- [What you have to do]:
Each entry that follows must be output without any deviation.

- [Material for this task]:
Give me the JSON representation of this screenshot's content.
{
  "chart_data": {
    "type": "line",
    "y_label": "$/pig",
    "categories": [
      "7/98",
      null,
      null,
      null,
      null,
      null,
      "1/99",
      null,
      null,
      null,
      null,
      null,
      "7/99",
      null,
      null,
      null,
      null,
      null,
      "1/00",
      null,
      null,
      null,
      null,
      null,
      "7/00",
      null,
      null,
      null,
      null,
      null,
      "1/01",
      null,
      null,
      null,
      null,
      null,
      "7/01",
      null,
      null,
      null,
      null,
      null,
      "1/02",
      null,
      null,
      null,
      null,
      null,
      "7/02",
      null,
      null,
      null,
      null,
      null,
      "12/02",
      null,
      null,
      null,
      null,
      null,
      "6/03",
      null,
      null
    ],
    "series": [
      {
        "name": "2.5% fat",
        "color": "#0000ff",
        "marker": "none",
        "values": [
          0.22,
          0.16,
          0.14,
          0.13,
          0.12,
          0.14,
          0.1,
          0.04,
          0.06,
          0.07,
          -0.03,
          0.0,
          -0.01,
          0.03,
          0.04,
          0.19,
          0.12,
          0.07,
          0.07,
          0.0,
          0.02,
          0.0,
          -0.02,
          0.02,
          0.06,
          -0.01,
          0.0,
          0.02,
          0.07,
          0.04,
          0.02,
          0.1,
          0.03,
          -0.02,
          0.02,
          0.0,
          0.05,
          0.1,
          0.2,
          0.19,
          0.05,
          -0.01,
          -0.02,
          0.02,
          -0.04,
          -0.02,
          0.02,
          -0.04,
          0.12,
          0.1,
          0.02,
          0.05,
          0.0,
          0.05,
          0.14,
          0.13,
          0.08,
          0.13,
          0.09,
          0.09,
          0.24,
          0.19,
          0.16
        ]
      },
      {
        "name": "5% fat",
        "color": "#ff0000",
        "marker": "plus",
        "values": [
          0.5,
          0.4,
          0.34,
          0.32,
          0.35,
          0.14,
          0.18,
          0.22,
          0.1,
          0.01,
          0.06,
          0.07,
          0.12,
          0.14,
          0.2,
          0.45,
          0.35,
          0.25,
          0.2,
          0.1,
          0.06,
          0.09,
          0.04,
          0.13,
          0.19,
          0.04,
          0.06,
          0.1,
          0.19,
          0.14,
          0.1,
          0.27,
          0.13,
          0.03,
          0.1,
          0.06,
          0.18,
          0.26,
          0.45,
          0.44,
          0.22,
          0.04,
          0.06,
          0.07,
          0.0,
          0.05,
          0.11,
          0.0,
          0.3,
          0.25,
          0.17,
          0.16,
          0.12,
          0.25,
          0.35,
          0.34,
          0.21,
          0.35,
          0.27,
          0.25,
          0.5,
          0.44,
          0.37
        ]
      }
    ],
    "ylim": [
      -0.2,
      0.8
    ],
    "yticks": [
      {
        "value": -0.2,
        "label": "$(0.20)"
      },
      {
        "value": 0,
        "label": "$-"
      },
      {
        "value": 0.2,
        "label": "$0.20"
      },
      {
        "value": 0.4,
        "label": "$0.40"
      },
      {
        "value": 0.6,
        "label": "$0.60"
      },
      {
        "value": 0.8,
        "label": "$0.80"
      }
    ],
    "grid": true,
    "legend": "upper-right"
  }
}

- [Full output]:
Give me the JSON representation of this screenshot's content.
{
  "chart_data": {
    "type": "line",
    "y_label": "$/pig",
    "categories": [
      "7/98",
      null,
      null,
      null,
      null,
      null,
      "1/99",
      null,
      null,
      null,
      null,
      null,
      "7/99",
      null,
      null,
      null,
      null,
      null,
      "1/00",
      null,
      null,
      null,
      null,
      null,
      "7/00",
      null,
      null,
      null,
      null,
      null,
      "1/01",
      null,
      null,
      null,
      null,
      null,
      "7/01",
      null,
      null,
      null,
      null,
      null,
      "1/02",
      null,
      null,
      null,
      null,
      null,
      "7/02",
      null,
      null,
      null,
      null,
      null,
      "12/02",
      null,
      null,
      null,
      null,
      null,
      "6/03",
      null,
      null
    ],
    "series": [
      {
        "name": "2.5% fat",
        "color": "#0000ff",
        "marker": "none",
        "values": [
          0.22,
          0.16,
          0.14,
          0.13,
          0.12,
          0.14,
          0.1,
          0.04,
          0.06,
          0.07,
          -0.03,
          0.0,
          -0.01,
          0.03,
          0.04,
          0.19,
          0.12,
          0.07,
          0.07,
          0.0,
          0.02,
          0.0,
          -0.02,
          0.02,
          0.06,
          -0.01,
          0.0,
          0.02,
          0.07,
          0.04,
          0.02,
          0.1,
          0.03,
          -0.02,
          0.02,
          0.0,
          0.05,
          0.1,
          0.2,
          0.19,
          0.05,
          -0.01,
          -0.02,
          0.02,
          -0.04,
          -0.02,
          0.02,
          -0.04,
          0.12,
          0.1,
          0.02,
          0.05,
          0.0,
          0.05,
          0.14,
          0.13,
          0.08,
          0.13,
          0.09,
          0.09,
          0.24,
          0.19,
          0.16
        ]
      },
      {
        "name": "5% fat",
        "color": "#ff0000",
        "marker": "plus",
        "values": [
          0.5,
          0.4,
          0.34,
          0.32,
          0.35,
          0.14,
          0.18,
          0.22,
          0.1,
          0.01,
          0.06,
          0.07,
          0.12,
          0.14,
          0.2,
          0.45,
          0.35,
          0.25,
          0.2,
          0.1,
          0.06,
          0.09,
          0.04,
          0.13,
          0.19,
          0.04,
          0.06,
          0.1,
          0.19,
          0.14,
          0.1,
          0.27,
          0.13,
          0.03,
          0.1,
          0.06,
          0.18,
          0.26,
          0.45,
          0.44,
          0.22,
          0.04,
          0.06,
          0.07,
          0.0,
          0.05,
          0.11,
          0.0,
          0.3,
          0.25,
          0.17,
          0.16,
          0.12,
          0.25,
          0.35,
          0.34,
          0.21,
          0.35,
          0.27,
          0.25,
          0.5,
          0.44,
          0.37
        ]
      }
    ],
    "ylim": [
      -0.2,
      0.8
    ],
    "yticks": [
      {
        "value": -0.2,
        "label": "$(0.20)"
      },
      {
        "value": 0,
        "label": "$-"
      },
      {
        "value": 0.2,
        "label": "$0.20"
      },
      {
        "value": 0.4,
        "label": "$0.40"
      },
      {
        "value": 0.6,
        "label": "$0.60"
      },
      {
        "value": 0.8,
        "label": "$0.80"
      }
    ],
    "grid": true,
    "legend": "upper-right"
  }
}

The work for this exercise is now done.